§ **PROBLEM REQUIREMENTS**
Please find every line of the listing below where "those" occurs and copy it.

§ **LISTED ENTRIES**
....

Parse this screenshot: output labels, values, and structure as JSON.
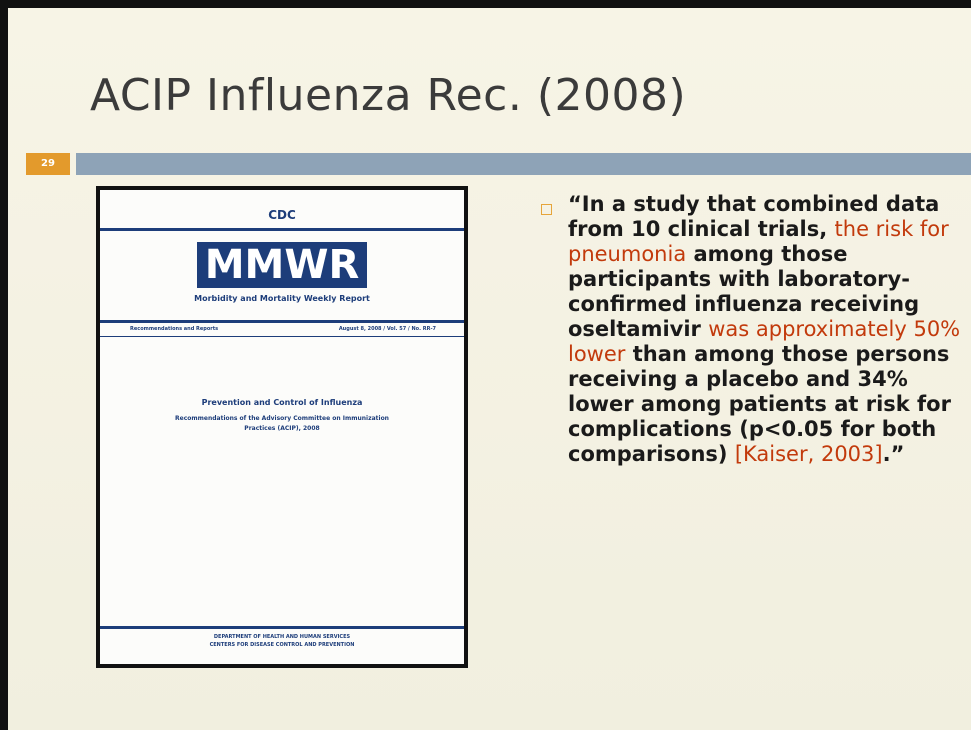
{
  "slide": {
    "title": "ACIP Influenza Rec. (2008)",
    "number": "29",
    "cover": {
      "agency": "CDC",
      "masthead": "MMWR",
      "subtitle": "Morbidity and Mortality Weekly Report",
      "series": "Recommendations and Reports",
      "issue": "August 8, 2008 / Vol. 57 / No. RR-7",
      "heading": "Prevention and Control of Influenza",
      "subheading": "Recommendations of the Advisory Committee on Immunization Practices (ACIP), 2008",
      "footer1": "Department of Health and Human Services",
      "footer2": "Centers for Disease Control and Prevention"
    },
    "quote": {
      "segments": [
        {
          "text": "“In a study that combined data from 10 clinical trials, ",
          "highlight": false
        },
        {
          "text": "the risk for pneumonia",
          "highlight": true
        },
        {
          "text": " among those participants with laboratory-confirmed influenza receiving oseltamivir ",
          "highlight": false
        },
        {
          "text": "was approximately 50% lower",
          "highlight": true
        },
        {
          "text": " than among those persons receiving a placebo and 34% lower among patients at risk for complications (p<0.05 for both comparisons) ",
          "highlight": false
        },
        {
          "text": "[Kaiser, 2003]",
          "highlight": true
        },
        {
          "text": ".”",
          "highlight": false
        }
      ]
    }
  }
}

....

§ **TASK ANSWER**
          "text": " among those participants with laboratory-confirmed influenza receiving oseltamivir ",
          "text": " than among those persons receiving a placebo and 34% lower among patients at risk for complications (p<0.05 for both comparisons) ",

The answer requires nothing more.